Task instructions
Copy every entry word for word. Skip the pictures.
•••••
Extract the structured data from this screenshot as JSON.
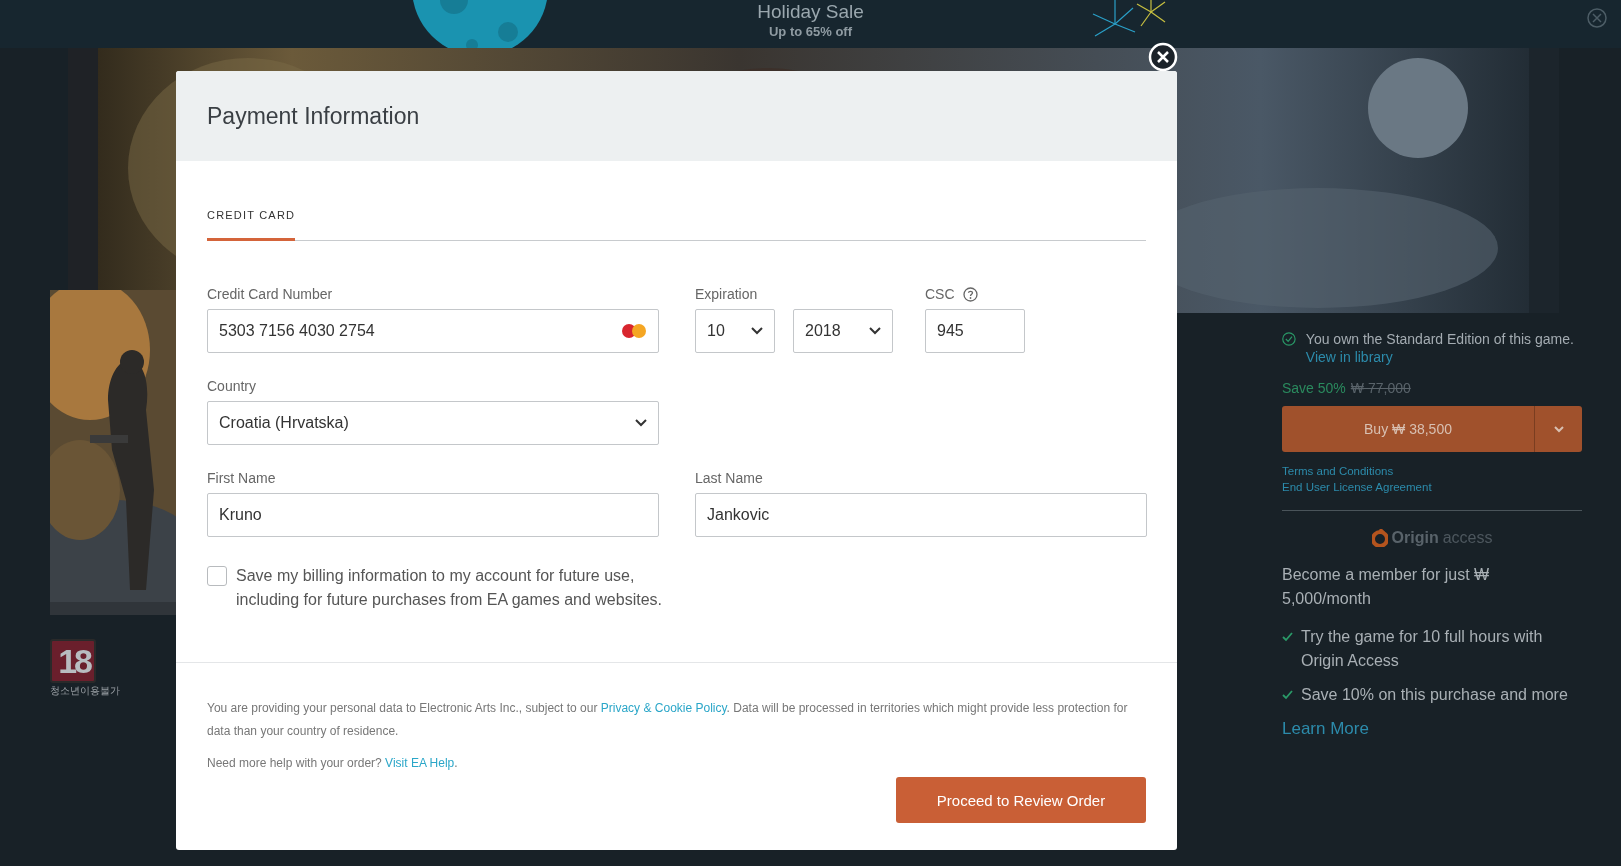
{
  "banner": {
    "title": "Holiday Sale",
    "subtitle": "Up to 65% off"
  },
  "product": {
    "rating": {
      "age": "18",
      "label": "청소년이용불가"
    },
    "ownership": {
      "text": "You own the Standard Edition of this game. ",
      "link": "View in library"
    },
    "discount": "Save 50%",
    "original_price": "₩ 77,000",
    "buy_button": "Buy ₩ 38,500",
    "links": [
      "Terms and Conditions",
      "End User License Agreement"
    ],
    "access": {
      "logo_word": "Origin",
      "logo_suffix": "access",
      "headline": "Become a member for just ₩ 5,000/month",
      "benefits": [
        "Try the game for 10 full hours with Origin Access",
        "Save 10% on this purchase and more"
      ],
      "learn_more": "Learn More"
    }
  },
  "modal": {
    "title": "Payment Information",
    "tabs": [
      {
        "label": "CREDIT CARD",
        "selected": true
      }
    ],
    "card_number": {
      "label": "Credit Card Number",
      "value": "5303 7156 4030 2754"
    },
    "expiration": {
      "label": "Expiration",
      "month": "10",
      "year": "2018"
    },
    "csc": {
      "label": "CSC",
      "value": "945"
    },
    "country": {
      "label": "Country",
      "value": "Croatia (Hrvatska)"
    },
    "first_name": {
      "label": "First Name",
      "value": "Kruno"
    },
    "last_name": {
      "label": "Last Name",
      "value": "Jankovic"
    },
    "save_billing": {
      "text": "Save my billing information to my account for future use, including for future purchases from EA games and websites.",
      "checked": false
    },
    "notice": {
      "before": "You are providing your personal data to Electronic Arts Inc., subject to our ",
      "link": "Privacy & Cookie Policy",
      "after": ". Data will be processed in territories which might provide less protection for data than your country of residence."
    },
    "help": {
      "before": "Need more help with your order? ",
      "link": "Visit EA Help",
      "after": "."
    },
    "submit": "Proceed to Review Order"
  }
}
•••••
Exercise result
Extract the structured data from this screenshot as JSON.
{
  "banner": {
    "title": "Holiday Sale",
    "subtitle": "Up to 65% off"
  },
  "product": {
    "rating": {
      "age": "18",
      "label": "청소년이용불가"
    },
    "ownership": {
      "text": "You own the Standard Edition of this game. ",
      "link": "View in library"
    },
    "discount": "Save 50%",
    "original_price": "₩ 77,000",
    "buy_button": "Buy ₩ 38,500",
    "links": [
      "Terms and Conditions",
      "End User License Agreement"
    ],
    "access": {
      "logo_word": "Origin",
      "logo_suffix": "access",
      "headline": "Become a member for just ₩ 5,000/month",
      "benefits": [
        "Try the game for 10 full hours with Origin Access",
        "Save 10% on this purchase and more"
      ],
      "learn_more": "Learn More"
    }
  },
  "modal": {
    "title": "Payment Information",
    "tabs": [
      {
        "label": "CREDIT CARD",
        "selected": true
      }
    ],
    "card_number": {
      "label": "Credit Card Number",
      "value": "5303 7156 4030 2754"
    },
    "expiration": {
      "label": "Expiration",
      "month": "10",
      "year": "2018"
    },
    "csc": {
      "label": "CSC",
      "value": "945"
    },
    "country": {
      "label": "Country",
      "value": "Croatia (Hrvatska)"
    },
    "first_name": {
      "label": "First Name",
      "value": "Kruno"
    },
    "last_name": {
      "label": "Last Name",
      "value": "Jankovic"
    },
    "save_billing": {
      "text": "Save my billing information to my account for future use, including for future purchases from EA games and websites.",
      "checked": false
    },
    "notice": {
      "before": "You are providing your personal data to Electronic Arts Inc., subject to our ",
      "link": "Privacy & Cookie Policy",
      "after": ". Data will be processed in territories which might provide less protection for data than your country of residence."
    },
    "help": {
      "before": "Need more help with your order? ",
      "link": "Visit EA Help",
      "after": "."
    },
    "submit": "Proceed to Review Order"
  }
}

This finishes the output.